------ GIVEN INFORMATION

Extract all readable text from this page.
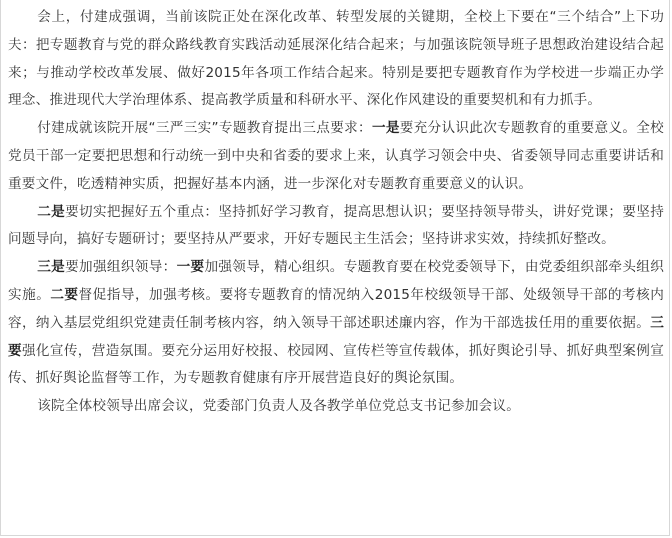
会上，付建成强调，当前该院正处在深化改革、转型发展的关键期，全校上下要在“三个结合”上下功夫：把专题教育与党的群众路线教育实践活动延展深化结合起来；与加强该院领导班子思想政治建设结合起来；与推动学校改革发展、做好2015年各项工作结合起来。特别是要把专题教育作为学校进一步端正办学理念、推进现代大学治理体系、提高教学质量和科研水平、深化作风建设的重要契机和有力抓手。

付建成就该院开展“三严三实”专题教育提出三点要求：一是要充分认识此次专题教育的重要意义。全校党员干部一定要把思想和行动统一到中央和省委的要求上来，认真学习领会中央、省委领导同志重要讲话和重要文件，吃透精神实质，把握好基本内涵，进一步深化对专题教育重要意义的认识。

二是要切实把握好五个重点：坚持抓好学习教育，提高思想认识；要坚持领导带头，讲好党课；要坚持问题导向，搞好专题研讨；要坚持从严要求，开好专题民主生活会；坚持讲求实效，持续抓好整改。

三是要加强组织领导：一要加强领导，精心组织。专题教育要在校党委领导下，由党委组织部牵头组织实施。二要督促指导，加强考核。要将专题教育的情况纳入2015年校级领导干部、处级领导干部的考核内容，纳入基层党组织党建责任制考核内容，纳入领导干部述职述廉内容，作为干部选拔任用的重要依据。三要强化宣传，营造氛围。要充分运用好校报、校园网、宣传栏等宣传载体，抓好舆论引导、抓好典型案例宣传、抓好舆论监督等工作，为专题教育健康有序开展营造良好的舆论氛围。

该院全体校领导出席会议，党委部门负责人及各教学单位党总支书记参加会议。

------------

**TASK GOAL:** Copy every line of the data exactly as written, excluding the pictures.

**RESPONSE FOR THIS EXERCISE:**
Extract all readable text from this page.
会上，付建成强调，当前该院正处在深化改革、转型发展的关键期，全校上下要在“三个结合”上下功夫：把专题教育与党的群众路线教育实践活动延展深化结合起来；与加强该院领导班子思想政治建设结合起来；与推动学校改革发展、做好2015年各项工作结合起来。特别是要把专题教育作为学校进一步端正办学理念、推进现代大学治理体系、提高教学质量和科研水平、深化作风建设的重要契机和有力抓手。

付建成就该院开展“三严三实”专题教育提出三点要求：一是要充分认识此次专题教育的重要意义。全校党员干部一定要把思想和行动统一到中央和省委的要求上来，认真学习领会中央、省委领导同志重要讲话和重要文件，吃透精神实质，把握好基本内涵，进一步深化对专题教育重要意义的认识。

二是要切实把握好五个重点：坚持抓好学习教育，提高思想认识；要坚持领导带头，讲好党课；要坚持问题导向，搞好专题研讨；要坚持从严要求，开好专题民主生活会；坚持讲求实效，持续抓好整改。

三是要加强组织领导：一要加强领导，精心组织。专题教育要在校党委领导下，由党委组织部牵头组织实施。二要督促指导，加强考核。要将专题教育的情况纳入2015年校级领导干部、处级领导干部的考核内容，纳入基层党组织党建责任制考核内容，纳入领导干部述职述廉内容，作为干部选拔任用的重要依据。三要强化宣传，营造氛围。要充分运用好校报、校园网、宣传栏等宣传载体，抓好舆论引导、抓好典型案例宣传、抓好舆论监督等工作，为专题教育健康有序开展营造良好的舆论氛围。

该院全体校领导出席会议，党委部门负责人及各教学单位党总支书记参加会议。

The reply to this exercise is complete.